• [Given request] Wherever a line in the data below holds "JSON", copy that line.

— start Input rows —

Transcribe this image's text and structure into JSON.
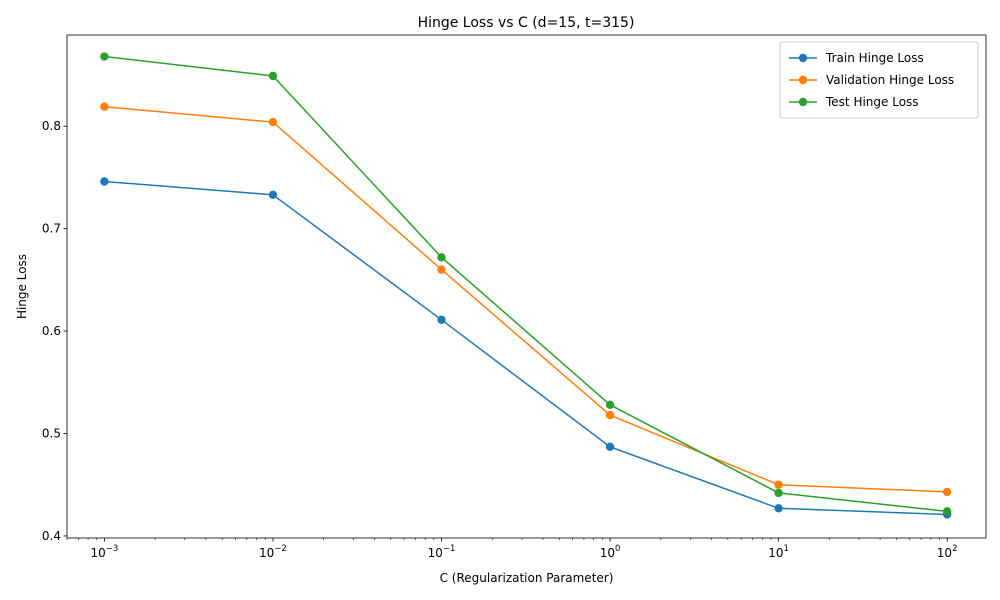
{
  "chart_data": {
    "type": "line",
    "title": "Hinge Loss vs C (d=15, t=315)",
    "xlabel": "C (Regularization Parameter)",
    "ylabel": "Hinge Loss",
    "xscale": "log",
    "x": [
      0.001,
      0.01,
      0.1,
      1,
      10,
      100
    ],
    "xticks": [
      {
        "value": 0.001,
        "base": "10",
        "exp": "−3"
      },
      {
        "value": 0.01,
        "base": "10",
        "exp": "−2"
      },
      {
        "value": 0.1,
        "base": "10",
        "exp": "−1"
      },
      {
        "value": 1,
        "base": "10",
        "exp": "0"
      },
      {
        "value": 10,
        "base": "10",
        "exp": "1"
      },
      {
        "value": 100,
        "base": "10",
        "exp": "2"
      }
    ],
    "xlim": [
      0.0006,
      170
    ],
    "ylim": [
      0.398,
      0.889
    ],
    "yticks": [
      0.4,
      0.5,
      0.6,
      0.7,
      0.8
    ],
    "ytick_labels": [
      "0.4",
      "0.5",
      "0.6",
      "0.7",
      "0.8"
    ],
    "grid": false,
    "legend_position": "top-right",
    "series": [
      {
        "name": "Train Hinge Loss",
        "color": "#1f77b4",
        "values": [
          0.746,
          0.733,
          0.611,
          0.487,
          0.427,
          0.421
        ]
      },
      {
        "name": "Validation Hinge Loss",
        "color": "#ff7f0e",
        "values": [
          0.819,
          0.804,
          0.66,
          0.518,
          0.45,
          0.443
        ]
      },
      {
        "name": "Test Hinge Loss",
        "color": "#2ca02c",
        "values": [
          0.868,
          0.849,
          0.672,
          0.528,
          0.442,
          0.424
        ]
      }
    ]
  }
}
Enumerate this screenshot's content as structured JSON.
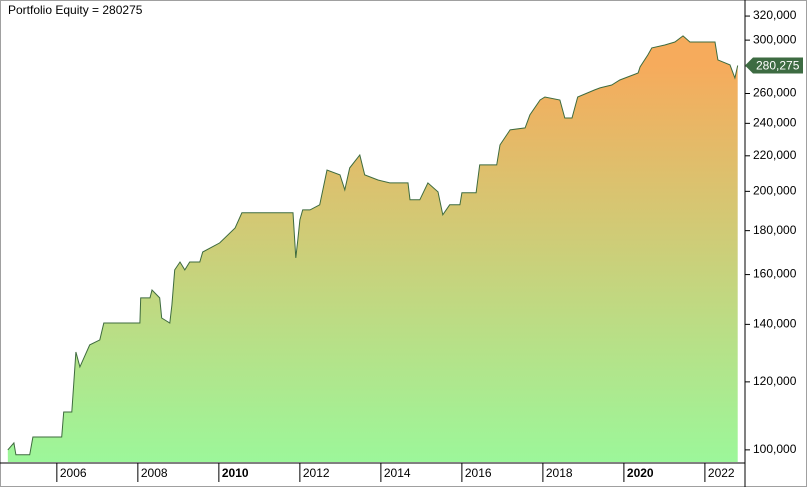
{
  "chart_data": {
    "type": "area",
    "title": "Portfolio Equity = 280275",
    "x": [
      2004.79,
      2004.94,
      2004.99,
      2005.33,
      2005.41,
      2006.12,
      2006.17,
      2006.37,
      2006.47,
      2006.57,
      2006.81,
      2007.06,
      2007.16,
      2008.05,
      2008.07,
      2008.3,
      2008.35,
      2008.54,
      2008.59,
      2008.79,
      2008.84,
      2008.91,
      2009.04,
      2009.16,
      2009.28,
      2009.53,
      2009.6,
      2010.02,
      2010.4,
      2010.57,
      2011.83,
      2011.9,
      2011.95,
      2012.0,
      2012.07,
      2012.25,
      2012.49,
      2012.67,
      2012.99,
      2013.11,
      2013.23,
      2013.48,
      2013.6,
      2013.93,
      2014.22,
      2014.67,
      2014.72,
      2014.96,
      2015.16,
      2015.41,
      2015.53,
      2015.7,
      2015.95,
      2016.0,
      2016.35,
      2016.44,
      2016.86,
      2016.94,
      2017.19,
      2017.56,
      2017.68,
      2017.93,
      2018.05,
      2018.42,
      2018.54,
      2018.72,
      2018.86,
      2019.28,
      2019.41,
      2019.7,
      2019.9,
      2020.35,
      2020.4,
      2020.59,
      2020.69,
      2021.01,
      2021.26,
      2021.46,
      2021.63,
      2022.25,
      2022.32,
      2022.62,
      2022.74,
      2022.81
    ],
    "series": [
      {
        "name": "Portfolio Equity",
        "color": "#3e6b3e",
        "fill_top": "#f6ab5c",
        "fill_bottom": "#9cf79a",
        "values": [
          100000,
          101900,
          98700,
          98700,
          103500,
          103500,
          110700,
          110700,
          130000,
          124900,
          132500,
          134300,
          140500,
          140500,
          150300,
          150300,
          153500,
          150300,
          142400,
          140500,
          147500,
          162000,
          165500,
          162000,
          165500,
          165500,
          170000,
          174200,
          181300,
          188800,
          188800,
          167300,
          175600,
          185300,
          190300,
          190300,
          192900,
          211800,
          209000,
          200800,
          213000,
          220500,
          209000,
          206200,
          204600,
          204600,
          195500,
          195500,
          204600,
          199700,
          187800,
          192900,
          192900,
          199200,
          199200,
          214700,
          214700,
          226500,
          235800,
          237100,
          245500,
          255500,
          257600,
          255500,
          243500,
          243500,
          257600,
          262500,
          263900,
          266000,
          269600,
          274700,
          279200,
          288300,
          293800,
          296100,
          298500,
          303400,
          298500,
          298500,
          284500,
          280700,
          271000,
          280275
        ],
        "last_label": "280,275"
      }
    ],
    "xlim": [
      2004.72,
      2022.99
    ],
    "xticks": [
      2006,
      2008,
      2010,
      2012,
      2014,
      2016,
      2018,
      2020,
      2022
    ],
    "bold_xticks": [
      2010,
      2020
    ],
    "ylim": [
      96800,
      331400
    ],
    "log_y": true,
    "y_axis_side": "right",
    "yticks": [
      {
        "value": 100000,
        "label": "100,000"
      },
      {
        "value": 120000,
        "label": "120,000"
      },
      {
        "value": 140000,
        "label": "140,000"
      },
      {
        "value": 160000,
        "label": "160,000"
      },
      {
        "value": 180000,
        "label": "180,000"
      },
      {
        "value": 200000,
        "label": "200,000"
      },
      {
        "value": 220000,
        "label": "220,000"
      },
      {
        "value": 240000,
        "label": "240,000"
      },
      {
        "value": 260000,
        "label": "260,000"
      },
      {
        "value": 280000,
        "label": "280,000"
      },
      {
        "value": 300000,
        "label": "300,000"
      },
      {
        "value": 320000,
        "label": "320,000"
      }
    ]
  }
}
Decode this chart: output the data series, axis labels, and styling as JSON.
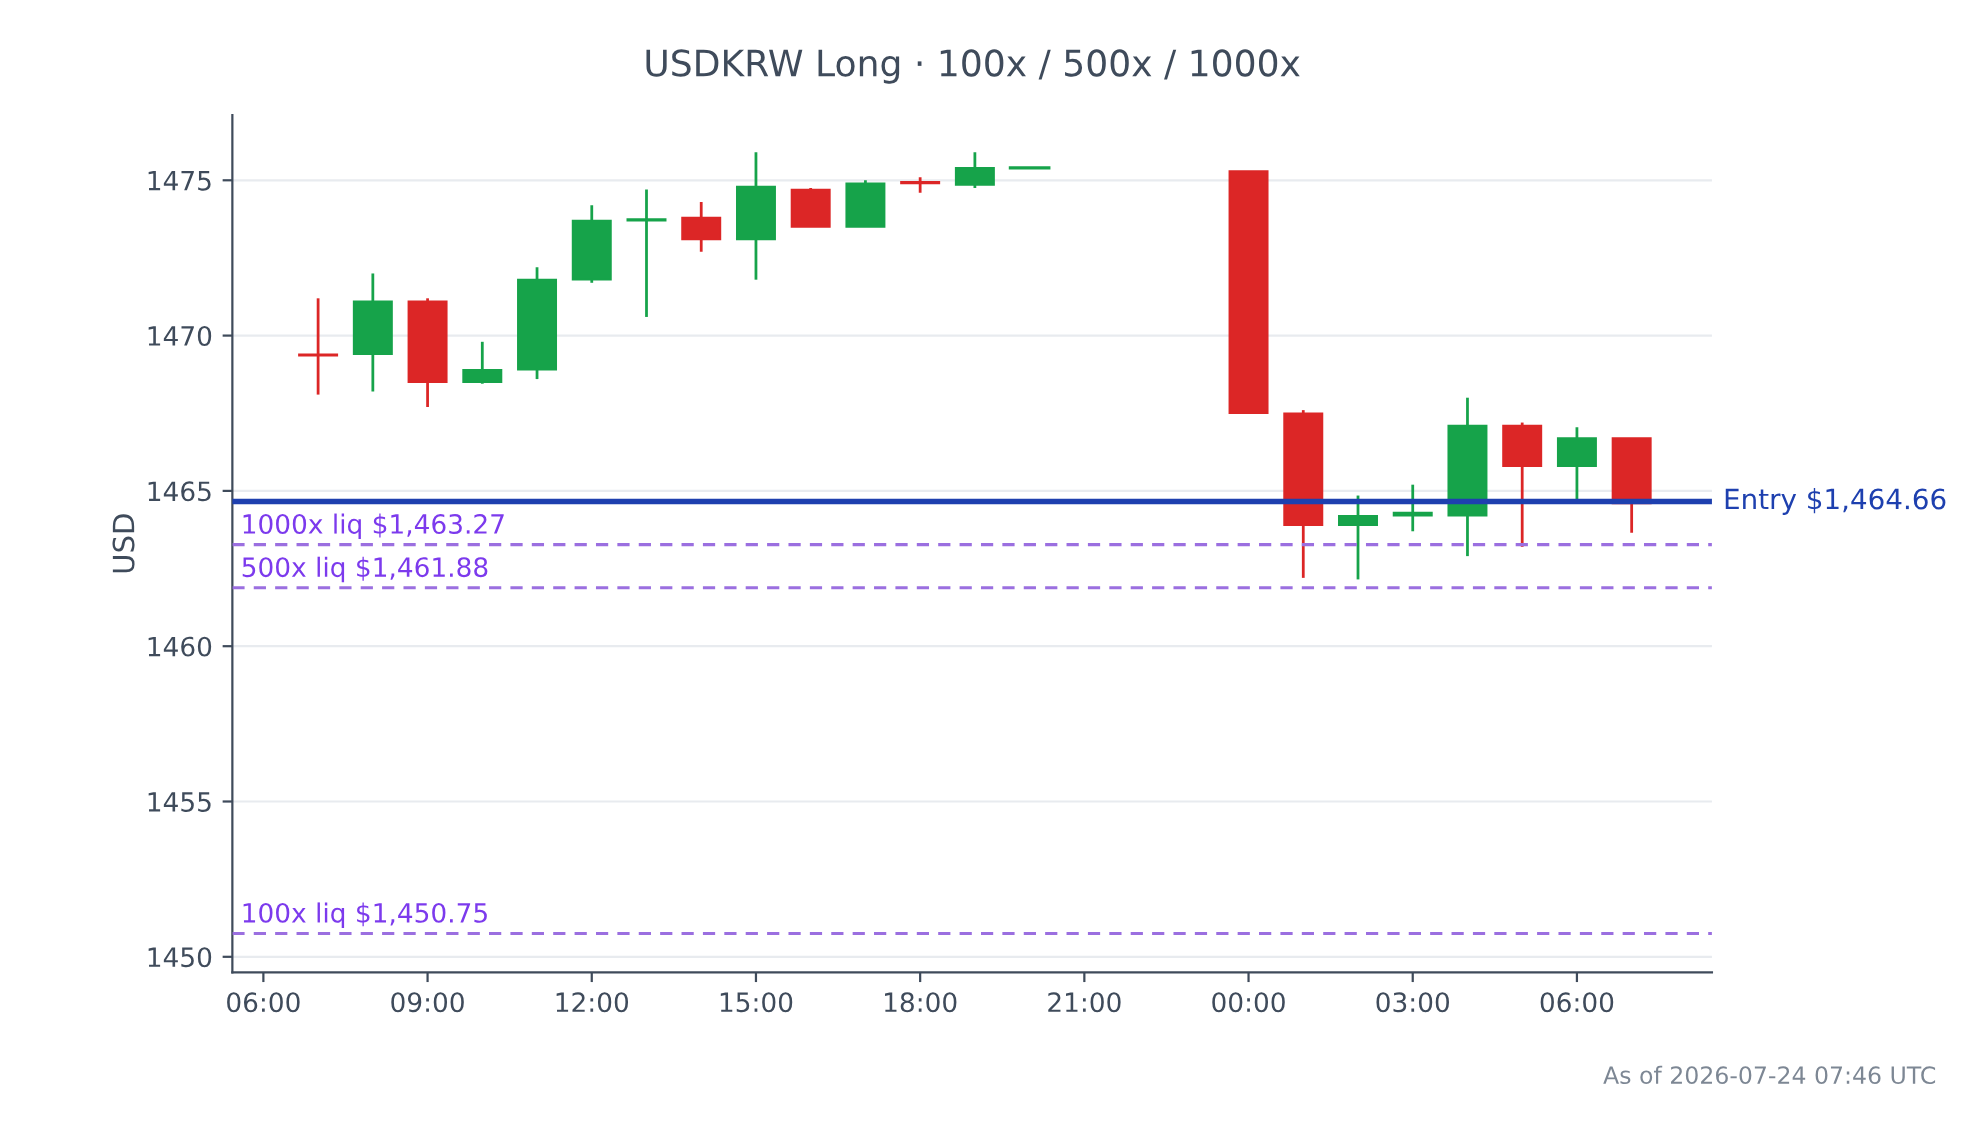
{
  "chart_data": {
    "type": "candlestick",
    "title": "USDKRW Long · 100x / 500x / 1000x",
    "ylabel": "USD",
    "x": [
      "2026-07-23T07:00",
      "2026-07-23T08:00",
      "2026-07-23T09:00",
      "2026-07-23T10:00",
      "2026-07-23T11:00",
      "2026-07-23T12:00",
      "2026-07-23T13:00",
      "2026-07-23T14:00",
      "2026-07-23T15:00",
      "2026-07-23T16:00",
      "2026-07-23T17:00",
      "2026-07-23T18:00",
      "2026-07-23T19:00",
      "2026-07-23T20:00",
      "2026-07-24T00:00",
      "2026-07-24T01:00",
      "2026-07-24T02:00",
      "2026-07-24T03:00",
      "2026-07-24T04:00",
      "2026-07-24T05:00",
      "2026-07-24T06:00",
      "2026-07-24T07:00"
    ],
    "ohlc": [
      [
        1469.4,
        1471.2,
        1468.1,
        1469.35
      ],
      [
        1469.4,
        1472.0,
        1468.2,
        1471.1
      ],
      [
        1471.1,
        1471.2,
        1467.7,
        1468.5
      ],
      [
        1468.5,
        1469.8,
        1468.45,
        1468.9
      ],
      [
        1468.9,
        1472.2,
        1468.6,
        1471.8
      ],
      [
        1471.8,
        1474.2,
        1471.7,
        1473.7
      ],
      [
        1473.7,
        1474.7,
        1470.6,
        1473.75
      ],
      [
        1473.8,
        1474.3,
        1472.7,
        1473.1
      ],
      [
        1473.1,
        1475.9,
        1471.8,
        1474.8
      ],
      [
        1474.7,
        1474.75,
        1473.5,
        1473.5
      ],
      [
        1473.5,
        1475.0,
        1473.5,
        1474.9
      ],
      [
        1474.95,
        1475.1,
        1474.6,
        1474.9
      ],
      [
        1474.85,
        1475.9,
        1474.75,
        1475.4
      ],
      [
        1475.4,
        1475.4,
        1475.4,
        1475.4
      ],
      [
        1475.3,
        1475.3,
        1467.5,
        1467.5
      ],
      [
        1467.5,
        1467.6,
        1462.2,
        1463.9
      ],
      [
        1463.9,
        1464.85,
        1462.15,
        1464.2
      ],
      [
        1464.2,
        1465.2,
        1463.7,
        1464.3
      ],
      [
        1464.2,
        1468.0,
        1462.9,
        1467.1
      ],
      [
        1467.1,
        1467.2,
        1463.2,
        1465.8
      ],
      [
        1465.8,
        1467.05,
        1464.6,
        1466.7
      ],
      [
        1466.7,
        1466.7,
        1463.65,
        1464.6
      ]
    ],
    "colors": [
      "#dc2626",
      "#16a34a",
      "#dc2626",
      "#16a34a",
      "#16a34a",
      "#16a34a",
      "#16a34a",
      "#dc2626",
      "#16a34a",
      "#dc2626",
      "#16a34a",
      "#dc2626",
      "#16a34a",
      "#16a34a",
      "#dc2626",
      "#dc2626",
      "#16a34a",
      "#16a34a",
      "#16a34a",
      "#dc2626",
      "#16a34a",
      "#dc2626"
    ],
    "xlim": [
      "2026-07-23T05:26",
      "2026-07-24T08:28"
    ],
    "xticks": [
      {
        "value": "2026-07-23T06:00",
        "label": "06:00"
      },
      {
        "value": "2026-07-23T09:00",
        "label": "09:00"
      },
      {
        "value": "2026-07-23T12:00",
        "label": "12:00"
      },
      {
        "value": "2026-07-23T15:00",
        "label": "15:00"
      },
      {
        "value": "2026-07-23T18:00",
        "label": "18:00"
      },
      {
        "value": "2026-07-23T21:00",
        "label": "21:00"
      },
      {
        "value": "2026-07-24T00:00",
        "label": "00:00"
      },
      {
        "value": "2026-07-24T03:00",
        "label": "03:00"
      },
      {
        "value": "2026-07-24T06:00",
        "label": "06:00"
      }
    ],
    "ylim": [
      1449.5,
      1477.1
    ],
    "yticks": [
      1450,
      1455,
      1460,
      1465,
      1470,
      1475
    ],
    "grid": "y",
    "ref_lines": [
      {
        "axis": "y",
        "value": 1464.66,
        "label": "Entry $1,464.66",
        "color": "#1e40af",
        "line_style": "solid"
      },
      {
        "axis": "y",
        "value": 1463.27,
        "label": "1000x liq $1,463.27",
        "color": "#9b6fe0",
        "line_style": "dashed"
      },
      {
        "axis": "y",
        "value": 1461.88,
        "label": "500x liq $1,461.88",
        "color": "#9b6fe0",
        "line_style": "dashed"
      },
      {
        "axis": "y",
        "value": 1450.75,
        "label": "100x liq $1,450.75",
        "color": "#9b6fe0",
        "line_style": "dashed"
      }
    ],
    "annotations": [
      "As of 2026-07-24 07:46 UTC"
    ]
  }
}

— end Input rows —

• [Written response]
Transcribe this image's text and structure into JSON.
Enumerate this screenshot's content as structured JSON.
Decode this chart: output the data series, axis labels, and styling as JSON.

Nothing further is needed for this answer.